Problem
Copy out each line of the data that holds the word "result".

○ ○ ○ ○ ○ ○ ○

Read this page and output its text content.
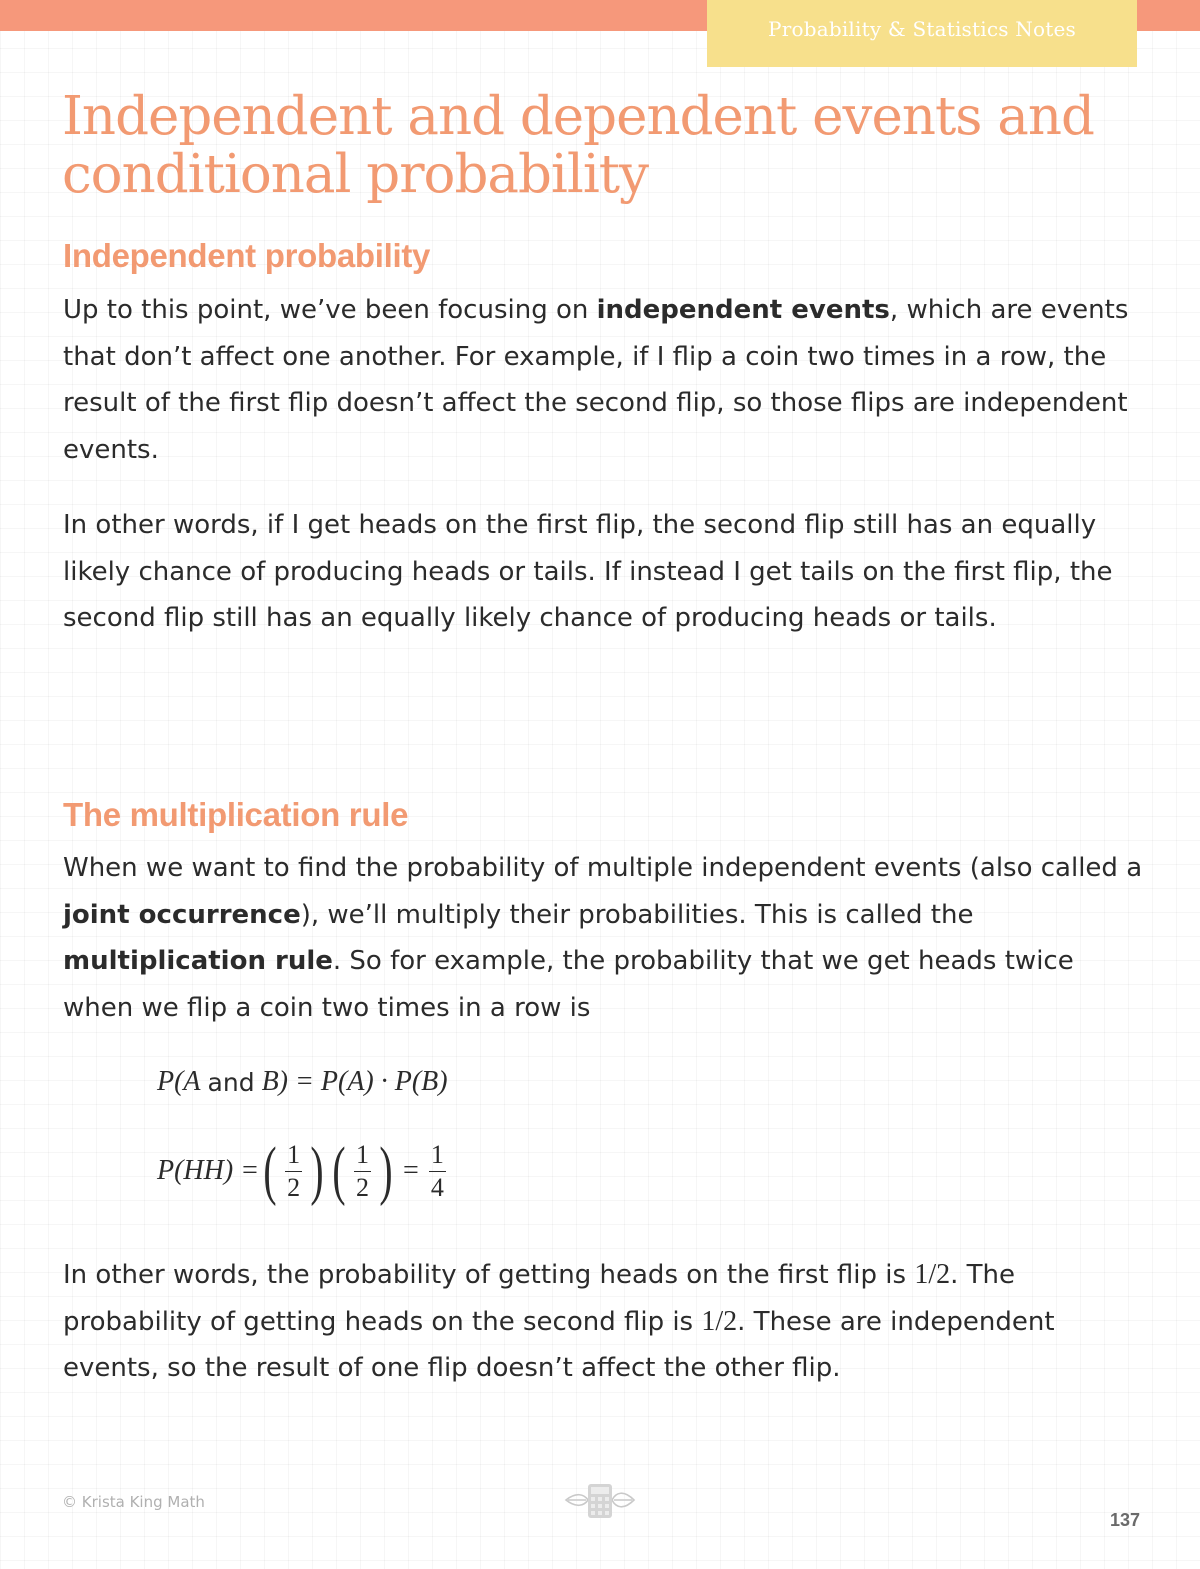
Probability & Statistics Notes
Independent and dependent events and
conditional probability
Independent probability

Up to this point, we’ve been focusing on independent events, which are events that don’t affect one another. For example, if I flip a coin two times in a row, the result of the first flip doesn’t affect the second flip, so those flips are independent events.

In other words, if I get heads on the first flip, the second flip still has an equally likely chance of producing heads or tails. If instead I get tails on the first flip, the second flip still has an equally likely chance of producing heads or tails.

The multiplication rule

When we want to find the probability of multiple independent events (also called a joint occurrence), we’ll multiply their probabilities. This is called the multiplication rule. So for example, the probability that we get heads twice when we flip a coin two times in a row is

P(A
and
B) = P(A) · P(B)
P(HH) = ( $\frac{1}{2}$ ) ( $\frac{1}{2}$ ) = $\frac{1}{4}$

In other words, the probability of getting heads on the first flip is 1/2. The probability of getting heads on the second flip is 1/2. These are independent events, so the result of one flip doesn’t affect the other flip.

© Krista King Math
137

○ ○ ○ ○ ○ ○ ○

Exercise response
Up to this point, we’ve been focusing on independent events, which are events that don’t affect one another. For example, if I flip a coin two times in a row, the result of the first flip doesn’t affect the second flip, so those flips are independent events.
In other words, the probability of getting heads on the first flip is 1/2. The probability of getting heads on the second flip is 1/2. These are independent events, so the result of one flip doesn’t affect the other flip.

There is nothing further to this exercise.